— Exercise requirements —
What is the count of lines that hold the word "absolue"? Give only the number.
--- Begin Record excerpts ---
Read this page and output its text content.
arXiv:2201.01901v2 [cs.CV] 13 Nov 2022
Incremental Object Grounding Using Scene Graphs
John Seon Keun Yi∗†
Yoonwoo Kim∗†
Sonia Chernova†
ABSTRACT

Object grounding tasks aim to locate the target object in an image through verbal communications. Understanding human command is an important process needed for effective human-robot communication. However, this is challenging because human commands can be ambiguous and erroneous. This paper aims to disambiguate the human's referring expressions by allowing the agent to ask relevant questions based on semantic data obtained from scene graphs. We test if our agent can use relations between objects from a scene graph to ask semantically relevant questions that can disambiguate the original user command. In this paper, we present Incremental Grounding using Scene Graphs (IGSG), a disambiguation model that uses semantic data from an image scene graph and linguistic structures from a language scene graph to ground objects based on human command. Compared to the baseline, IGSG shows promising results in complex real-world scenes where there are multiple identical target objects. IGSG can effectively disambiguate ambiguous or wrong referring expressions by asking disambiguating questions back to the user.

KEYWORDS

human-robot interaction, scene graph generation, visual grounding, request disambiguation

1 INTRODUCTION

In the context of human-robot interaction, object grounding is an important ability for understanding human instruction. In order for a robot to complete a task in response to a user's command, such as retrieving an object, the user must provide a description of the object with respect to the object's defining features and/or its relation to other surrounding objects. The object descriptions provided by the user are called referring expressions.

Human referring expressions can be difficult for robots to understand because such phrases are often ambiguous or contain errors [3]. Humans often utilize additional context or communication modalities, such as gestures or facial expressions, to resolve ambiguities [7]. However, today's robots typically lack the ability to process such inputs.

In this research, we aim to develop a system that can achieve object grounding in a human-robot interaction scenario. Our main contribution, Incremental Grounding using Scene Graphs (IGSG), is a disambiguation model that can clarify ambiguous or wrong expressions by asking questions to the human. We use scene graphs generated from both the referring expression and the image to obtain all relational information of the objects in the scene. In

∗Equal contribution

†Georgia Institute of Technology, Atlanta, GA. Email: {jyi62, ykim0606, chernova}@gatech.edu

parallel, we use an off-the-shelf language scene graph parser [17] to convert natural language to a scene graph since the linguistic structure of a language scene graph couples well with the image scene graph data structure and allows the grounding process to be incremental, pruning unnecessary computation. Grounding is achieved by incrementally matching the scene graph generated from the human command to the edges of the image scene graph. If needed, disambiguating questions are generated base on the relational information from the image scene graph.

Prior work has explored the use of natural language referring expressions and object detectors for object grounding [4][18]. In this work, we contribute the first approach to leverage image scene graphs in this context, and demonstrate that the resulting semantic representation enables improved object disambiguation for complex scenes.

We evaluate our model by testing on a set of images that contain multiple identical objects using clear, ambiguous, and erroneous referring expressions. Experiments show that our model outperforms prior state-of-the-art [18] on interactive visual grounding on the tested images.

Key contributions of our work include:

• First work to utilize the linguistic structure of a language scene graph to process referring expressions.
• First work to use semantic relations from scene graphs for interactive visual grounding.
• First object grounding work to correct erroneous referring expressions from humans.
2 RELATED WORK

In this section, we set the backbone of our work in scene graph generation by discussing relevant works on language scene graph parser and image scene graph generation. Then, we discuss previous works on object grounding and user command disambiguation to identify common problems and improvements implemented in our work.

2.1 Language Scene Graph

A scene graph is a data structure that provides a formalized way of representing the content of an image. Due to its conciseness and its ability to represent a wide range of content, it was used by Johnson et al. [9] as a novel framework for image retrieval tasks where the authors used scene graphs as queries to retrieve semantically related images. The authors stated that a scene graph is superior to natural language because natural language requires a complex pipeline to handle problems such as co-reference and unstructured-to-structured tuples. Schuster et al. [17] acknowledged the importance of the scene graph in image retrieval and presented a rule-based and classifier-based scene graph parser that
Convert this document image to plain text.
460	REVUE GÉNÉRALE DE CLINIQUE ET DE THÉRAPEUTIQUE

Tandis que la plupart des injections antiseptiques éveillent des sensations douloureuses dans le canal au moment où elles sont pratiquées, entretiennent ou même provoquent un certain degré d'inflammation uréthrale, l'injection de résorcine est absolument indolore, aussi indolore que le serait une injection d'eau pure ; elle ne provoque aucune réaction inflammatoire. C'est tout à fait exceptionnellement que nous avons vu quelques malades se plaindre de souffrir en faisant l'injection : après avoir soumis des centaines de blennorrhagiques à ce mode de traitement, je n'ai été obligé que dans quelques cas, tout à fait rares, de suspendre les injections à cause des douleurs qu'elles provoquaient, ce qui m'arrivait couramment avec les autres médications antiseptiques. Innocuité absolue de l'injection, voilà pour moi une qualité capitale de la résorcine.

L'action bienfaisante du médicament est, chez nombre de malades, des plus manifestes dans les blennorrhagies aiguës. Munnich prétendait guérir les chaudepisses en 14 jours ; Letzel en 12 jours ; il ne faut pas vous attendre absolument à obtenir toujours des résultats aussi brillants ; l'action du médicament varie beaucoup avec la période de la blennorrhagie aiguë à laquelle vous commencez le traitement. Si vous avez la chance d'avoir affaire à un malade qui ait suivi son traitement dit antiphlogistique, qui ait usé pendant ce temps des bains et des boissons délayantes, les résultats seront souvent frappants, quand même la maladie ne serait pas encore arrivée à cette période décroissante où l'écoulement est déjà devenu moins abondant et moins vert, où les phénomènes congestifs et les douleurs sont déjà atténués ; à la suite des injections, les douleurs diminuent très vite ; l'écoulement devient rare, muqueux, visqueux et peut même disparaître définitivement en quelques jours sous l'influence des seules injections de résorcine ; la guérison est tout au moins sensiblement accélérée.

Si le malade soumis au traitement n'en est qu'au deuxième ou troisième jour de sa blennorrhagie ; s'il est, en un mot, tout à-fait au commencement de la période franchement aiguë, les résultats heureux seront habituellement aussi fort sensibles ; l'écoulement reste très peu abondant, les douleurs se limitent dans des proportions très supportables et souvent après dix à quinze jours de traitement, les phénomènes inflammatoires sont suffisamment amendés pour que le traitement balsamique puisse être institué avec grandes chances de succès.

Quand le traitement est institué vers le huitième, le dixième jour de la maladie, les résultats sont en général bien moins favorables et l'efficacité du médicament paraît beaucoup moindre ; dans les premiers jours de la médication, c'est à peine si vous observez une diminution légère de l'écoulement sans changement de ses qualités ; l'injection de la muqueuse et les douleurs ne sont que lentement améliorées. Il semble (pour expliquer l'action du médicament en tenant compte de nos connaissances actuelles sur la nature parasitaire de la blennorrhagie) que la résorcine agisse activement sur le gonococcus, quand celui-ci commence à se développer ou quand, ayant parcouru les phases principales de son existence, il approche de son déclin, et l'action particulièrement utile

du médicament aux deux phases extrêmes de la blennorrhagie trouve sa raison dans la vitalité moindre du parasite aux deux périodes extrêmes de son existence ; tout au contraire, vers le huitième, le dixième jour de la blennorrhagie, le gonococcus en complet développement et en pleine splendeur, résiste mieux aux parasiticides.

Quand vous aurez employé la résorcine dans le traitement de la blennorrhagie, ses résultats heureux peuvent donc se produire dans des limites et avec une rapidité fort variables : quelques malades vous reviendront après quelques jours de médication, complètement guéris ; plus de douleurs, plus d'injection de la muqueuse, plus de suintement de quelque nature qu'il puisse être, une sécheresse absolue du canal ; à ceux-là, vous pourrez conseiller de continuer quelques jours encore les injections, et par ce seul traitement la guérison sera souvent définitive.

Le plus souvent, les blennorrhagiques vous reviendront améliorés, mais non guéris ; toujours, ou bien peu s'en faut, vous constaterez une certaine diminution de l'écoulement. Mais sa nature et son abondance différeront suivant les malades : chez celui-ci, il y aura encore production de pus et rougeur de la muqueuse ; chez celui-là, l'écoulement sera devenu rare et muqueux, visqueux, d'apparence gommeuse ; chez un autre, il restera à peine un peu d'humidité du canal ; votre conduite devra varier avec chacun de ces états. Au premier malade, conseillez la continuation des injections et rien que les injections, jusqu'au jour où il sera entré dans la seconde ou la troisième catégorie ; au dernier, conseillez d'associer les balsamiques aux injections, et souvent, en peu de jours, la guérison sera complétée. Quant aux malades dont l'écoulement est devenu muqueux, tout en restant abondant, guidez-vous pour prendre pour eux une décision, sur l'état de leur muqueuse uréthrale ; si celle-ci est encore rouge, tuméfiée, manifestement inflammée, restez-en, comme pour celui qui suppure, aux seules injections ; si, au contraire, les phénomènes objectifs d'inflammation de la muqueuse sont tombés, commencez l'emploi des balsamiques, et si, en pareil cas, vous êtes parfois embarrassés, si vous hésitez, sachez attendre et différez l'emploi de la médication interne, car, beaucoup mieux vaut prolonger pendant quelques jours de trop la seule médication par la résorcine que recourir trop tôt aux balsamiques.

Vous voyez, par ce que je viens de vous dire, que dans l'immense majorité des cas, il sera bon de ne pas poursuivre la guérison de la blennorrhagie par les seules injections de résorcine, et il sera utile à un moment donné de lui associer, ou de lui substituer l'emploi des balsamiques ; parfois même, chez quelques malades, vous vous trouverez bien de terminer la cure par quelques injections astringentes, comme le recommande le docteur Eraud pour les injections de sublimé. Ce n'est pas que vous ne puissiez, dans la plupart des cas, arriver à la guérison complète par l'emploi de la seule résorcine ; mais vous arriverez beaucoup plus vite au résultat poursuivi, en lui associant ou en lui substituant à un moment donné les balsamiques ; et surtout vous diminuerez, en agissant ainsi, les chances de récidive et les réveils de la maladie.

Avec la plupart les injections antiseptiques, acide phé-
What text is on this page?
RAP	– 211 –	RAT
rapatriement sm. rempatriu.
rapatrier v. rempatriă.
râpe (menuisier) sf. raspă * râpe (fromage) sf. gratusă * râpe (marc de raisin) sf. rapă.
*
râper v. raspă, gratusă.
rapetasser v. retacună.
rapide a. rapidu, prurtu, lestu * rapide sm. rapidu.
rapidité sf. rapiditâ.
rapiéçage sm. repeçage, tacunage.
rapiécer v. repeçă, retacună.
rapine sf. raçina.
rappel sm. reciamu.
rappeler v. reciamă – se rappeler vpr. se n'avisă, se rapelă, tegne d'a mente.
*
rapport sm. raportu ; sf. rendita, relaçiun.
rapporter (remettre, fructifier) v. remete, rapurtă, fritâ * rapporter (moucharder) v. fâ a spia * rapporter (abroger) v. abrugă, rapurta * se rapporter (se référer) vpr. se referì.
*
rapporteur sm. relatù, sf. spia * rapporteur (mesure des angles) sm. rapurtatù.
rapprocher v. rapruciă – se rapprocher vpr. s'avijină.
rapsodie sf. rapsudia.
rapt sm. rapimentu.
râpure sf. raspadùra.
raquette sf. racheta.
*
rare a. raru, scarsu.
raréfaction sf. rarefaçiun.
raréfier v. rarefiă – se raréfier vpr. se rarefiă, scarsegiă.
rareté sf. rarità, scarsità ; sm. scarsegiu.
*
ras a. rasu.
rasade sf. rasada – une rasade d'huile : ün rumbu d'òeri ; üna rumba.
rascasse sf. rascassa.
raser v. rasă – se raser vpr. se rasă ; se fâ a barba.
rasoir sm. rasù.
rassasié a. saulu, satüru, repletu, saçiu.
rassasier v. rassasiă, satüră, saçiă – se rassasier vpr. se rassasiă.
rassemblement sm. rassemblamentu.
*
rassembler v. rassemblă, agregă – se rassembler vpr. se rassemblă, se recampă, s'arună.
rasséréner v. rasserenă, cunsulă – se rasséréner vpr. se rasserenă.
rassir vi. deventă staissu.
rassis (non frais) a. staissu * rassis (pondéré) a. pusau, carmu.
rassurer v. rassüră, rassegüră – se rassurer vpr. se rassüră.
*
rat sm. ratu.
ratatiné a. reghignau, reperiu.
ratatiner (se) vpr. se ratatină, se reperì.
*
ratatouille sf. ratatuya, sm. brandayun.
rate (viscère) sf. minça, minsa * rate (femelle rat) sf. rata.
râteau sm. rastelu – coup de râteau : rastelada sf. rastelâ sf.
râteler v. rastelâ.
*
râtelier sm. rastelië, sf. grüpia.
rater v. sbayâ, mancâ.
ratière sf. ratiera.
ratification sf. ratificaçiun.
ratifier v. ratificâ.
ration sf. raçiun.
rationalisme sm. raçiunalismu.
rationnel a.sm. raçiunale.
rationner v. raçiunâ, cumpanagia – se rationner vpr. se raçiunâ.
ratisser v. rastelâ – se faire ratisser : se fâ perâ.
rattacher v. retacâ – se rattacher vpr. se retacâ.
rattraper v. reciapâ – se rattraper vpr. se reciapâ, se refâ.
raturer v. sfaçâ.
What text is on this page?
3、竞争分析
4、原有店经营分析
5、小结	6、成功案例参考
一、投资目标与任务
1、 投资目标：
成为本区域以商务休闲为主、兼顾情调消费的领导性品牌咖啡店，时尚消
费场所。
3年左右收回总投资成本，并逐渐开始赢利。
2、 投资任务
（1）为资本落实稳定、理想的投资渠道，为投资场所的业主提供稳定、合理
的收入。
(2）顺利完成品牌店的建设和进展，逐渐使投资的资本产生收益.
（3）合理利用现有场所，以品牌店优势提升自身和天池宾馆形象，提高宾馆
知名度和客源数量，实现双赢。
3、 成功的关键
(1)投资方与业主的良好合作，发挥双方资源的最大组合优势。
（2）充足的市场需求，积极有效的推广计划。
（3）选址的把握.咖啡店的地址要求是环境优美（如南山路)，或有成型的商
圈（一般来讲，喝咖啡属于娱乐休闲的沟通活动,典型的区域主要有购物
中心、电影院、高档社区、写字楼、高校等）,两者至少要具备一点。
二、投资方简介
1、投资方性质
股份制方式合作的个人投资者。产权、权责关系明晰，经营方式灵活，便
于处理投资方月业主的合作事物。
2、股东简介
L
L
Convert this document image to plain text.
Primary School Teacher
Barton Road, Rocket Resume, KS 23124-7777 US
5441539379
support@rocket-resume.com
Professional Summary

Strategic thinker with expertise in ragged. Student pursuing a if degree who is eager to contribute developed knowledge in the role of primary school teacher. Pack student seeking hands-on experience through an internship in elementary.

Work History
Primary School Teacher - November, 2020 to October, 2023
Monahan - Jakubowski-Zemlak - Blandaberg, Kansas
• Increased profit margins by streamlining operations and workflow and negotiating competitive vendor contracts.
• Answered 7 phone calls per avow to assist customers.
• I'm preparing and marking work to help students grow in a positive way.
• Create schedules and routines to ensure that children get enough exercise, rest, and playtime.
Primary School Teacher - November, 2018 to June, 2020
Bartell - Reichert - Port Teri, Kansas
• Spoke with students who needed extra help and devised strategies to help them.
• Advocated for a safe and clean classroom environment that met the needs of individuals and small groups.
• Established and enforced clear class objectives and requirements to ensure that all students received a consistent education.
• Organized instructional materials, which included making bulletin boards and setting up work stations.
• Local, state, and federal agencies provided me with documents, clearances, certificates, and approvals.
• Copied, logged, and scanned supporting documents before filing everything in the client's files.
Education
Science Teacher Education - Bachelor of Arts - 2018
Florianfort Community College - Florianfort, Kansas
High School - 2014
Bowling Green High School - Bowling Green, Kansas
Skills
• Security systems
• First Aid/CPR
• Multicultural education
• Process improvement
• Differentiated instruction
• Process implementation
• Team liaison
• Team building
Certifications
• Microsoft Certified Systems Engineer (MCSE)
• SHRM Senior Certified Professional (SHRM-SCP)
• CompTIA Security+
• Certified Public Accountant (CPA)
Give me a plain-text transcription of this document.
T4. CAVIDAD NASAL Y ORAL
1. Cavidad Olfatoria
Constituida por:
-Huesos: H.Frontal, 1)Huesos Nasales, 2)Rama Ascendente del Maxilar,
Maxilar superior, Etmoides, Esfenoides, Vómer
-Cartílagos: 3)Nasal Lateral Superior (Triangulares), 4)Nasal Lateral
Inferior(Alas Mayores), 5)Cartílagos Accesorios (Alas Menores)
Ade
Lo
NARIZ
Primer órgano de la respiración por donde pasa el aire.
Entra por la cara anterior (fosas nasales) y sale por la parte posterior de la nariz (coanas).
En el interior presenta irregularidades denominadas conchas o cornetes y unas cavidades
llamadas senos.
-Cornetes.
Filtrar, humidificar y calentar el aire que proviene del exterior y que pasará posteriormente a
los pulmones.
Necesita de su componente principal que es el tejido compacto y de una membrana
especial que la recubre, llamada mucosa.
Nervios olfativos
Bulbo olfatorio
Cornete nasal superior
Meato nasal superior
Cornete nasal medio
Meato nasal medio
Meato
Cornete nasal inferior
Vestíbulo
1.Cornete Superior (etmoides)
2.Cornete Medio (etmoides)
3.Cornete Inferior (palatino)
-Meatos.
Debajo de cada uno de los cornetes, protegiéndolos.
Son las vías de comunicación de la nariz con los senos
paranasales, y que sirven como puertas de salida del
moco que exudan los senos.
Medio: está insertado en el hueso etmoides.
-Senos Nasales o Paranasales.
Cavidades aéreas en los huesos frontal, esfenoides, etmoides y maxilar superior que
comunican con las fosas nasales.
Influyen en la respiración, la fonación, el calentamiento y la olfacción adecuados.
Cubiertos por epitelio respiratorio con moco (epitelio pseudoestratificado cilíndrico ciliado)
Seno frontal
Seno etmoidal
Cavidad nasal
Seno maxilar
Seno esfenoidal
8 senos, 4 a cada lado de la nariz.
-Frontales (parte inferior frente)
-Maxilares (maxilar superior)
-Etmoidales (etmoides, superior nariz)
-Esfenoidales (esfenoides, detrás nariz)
--- End Record excerpts ---
— Solution to this task —
2